## Records provided
──────────

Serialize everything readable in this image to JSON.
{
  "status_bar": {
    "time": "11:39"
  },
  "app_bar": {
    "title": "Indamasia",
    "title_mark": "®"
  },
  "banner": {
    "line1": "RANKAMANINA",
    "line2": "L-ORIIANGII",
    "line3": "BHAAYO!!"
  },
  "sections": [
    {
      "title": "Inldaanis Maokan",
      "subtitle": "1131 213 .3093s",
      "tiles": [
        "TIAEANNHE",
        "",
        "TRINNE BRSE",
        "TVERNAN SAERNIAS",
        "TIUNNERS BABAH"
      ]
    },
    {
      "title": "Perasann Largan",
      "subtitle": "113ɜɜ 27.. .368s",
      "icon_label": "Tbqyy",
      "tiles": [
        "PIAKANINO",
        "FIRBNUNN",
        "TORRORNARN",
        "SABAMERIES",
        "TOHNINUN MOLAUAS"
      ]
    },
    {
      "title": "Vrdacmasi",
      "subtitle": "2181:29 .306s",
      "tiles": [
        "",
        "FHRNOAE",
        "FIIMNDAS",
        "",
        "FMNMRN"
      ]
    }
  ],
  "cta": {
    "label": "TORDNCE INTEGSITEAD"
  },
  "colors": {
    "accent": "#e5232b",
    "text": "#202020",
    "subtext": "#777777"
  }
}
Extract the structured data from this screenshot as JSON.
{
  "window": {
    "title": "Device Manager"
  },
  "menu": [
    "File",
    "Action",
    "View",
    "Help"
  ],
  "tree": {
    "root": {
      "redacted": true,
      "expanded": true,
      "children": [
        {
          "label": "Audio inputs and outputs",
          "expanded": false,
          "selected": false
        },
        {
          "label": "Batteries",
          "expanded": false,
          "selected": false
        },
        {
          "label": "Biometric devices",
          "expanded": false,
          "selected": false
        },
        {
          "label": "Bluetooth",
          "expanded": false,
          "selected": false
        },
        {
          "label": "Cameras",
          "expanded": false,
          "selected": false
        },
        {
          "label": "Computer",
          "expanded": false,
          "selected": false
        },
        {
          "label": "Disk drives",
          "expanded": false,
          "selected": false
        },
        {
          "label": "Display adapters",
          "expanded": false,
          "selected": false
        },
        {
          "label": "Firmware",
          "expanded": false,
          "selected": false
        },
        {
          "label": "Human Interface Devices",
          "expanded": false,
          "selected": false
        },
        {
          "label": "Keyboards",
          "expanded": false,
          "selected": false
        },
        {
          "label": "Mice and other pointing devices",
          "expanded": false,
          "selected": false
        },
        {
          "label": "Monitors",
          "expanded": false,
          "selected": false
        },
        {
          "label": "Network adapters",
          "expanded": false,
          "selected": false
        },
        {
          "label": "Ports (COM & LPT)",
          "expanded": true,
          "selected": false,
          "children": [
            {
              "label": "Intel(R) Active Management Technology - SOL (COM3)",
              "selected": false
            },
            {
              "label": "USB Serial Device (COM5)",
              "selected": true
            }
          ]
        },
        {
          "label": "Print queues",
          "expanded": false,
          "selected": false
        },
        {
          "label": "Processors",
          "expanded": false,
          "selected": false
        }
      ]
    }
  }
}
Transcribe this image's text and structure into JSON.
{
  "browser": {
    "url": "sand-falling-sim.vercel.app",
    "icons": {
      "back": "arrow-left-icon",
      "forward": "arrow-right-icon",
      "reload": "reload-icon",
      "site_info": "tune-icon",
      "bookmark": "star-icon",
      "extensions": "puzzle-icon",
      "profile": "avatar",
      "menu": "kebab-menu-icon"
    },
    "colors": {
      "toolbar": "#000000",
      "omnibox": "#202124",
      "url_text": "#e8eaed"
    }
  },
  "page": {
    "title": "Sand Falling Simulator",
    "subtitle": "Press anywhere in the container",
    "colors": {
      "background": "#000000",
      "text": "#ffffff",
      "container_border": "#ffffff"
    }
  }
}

──────────

## The request
Above are some records. Count the lines among them with the word "arrow", and answer with the number only.

## Written response
2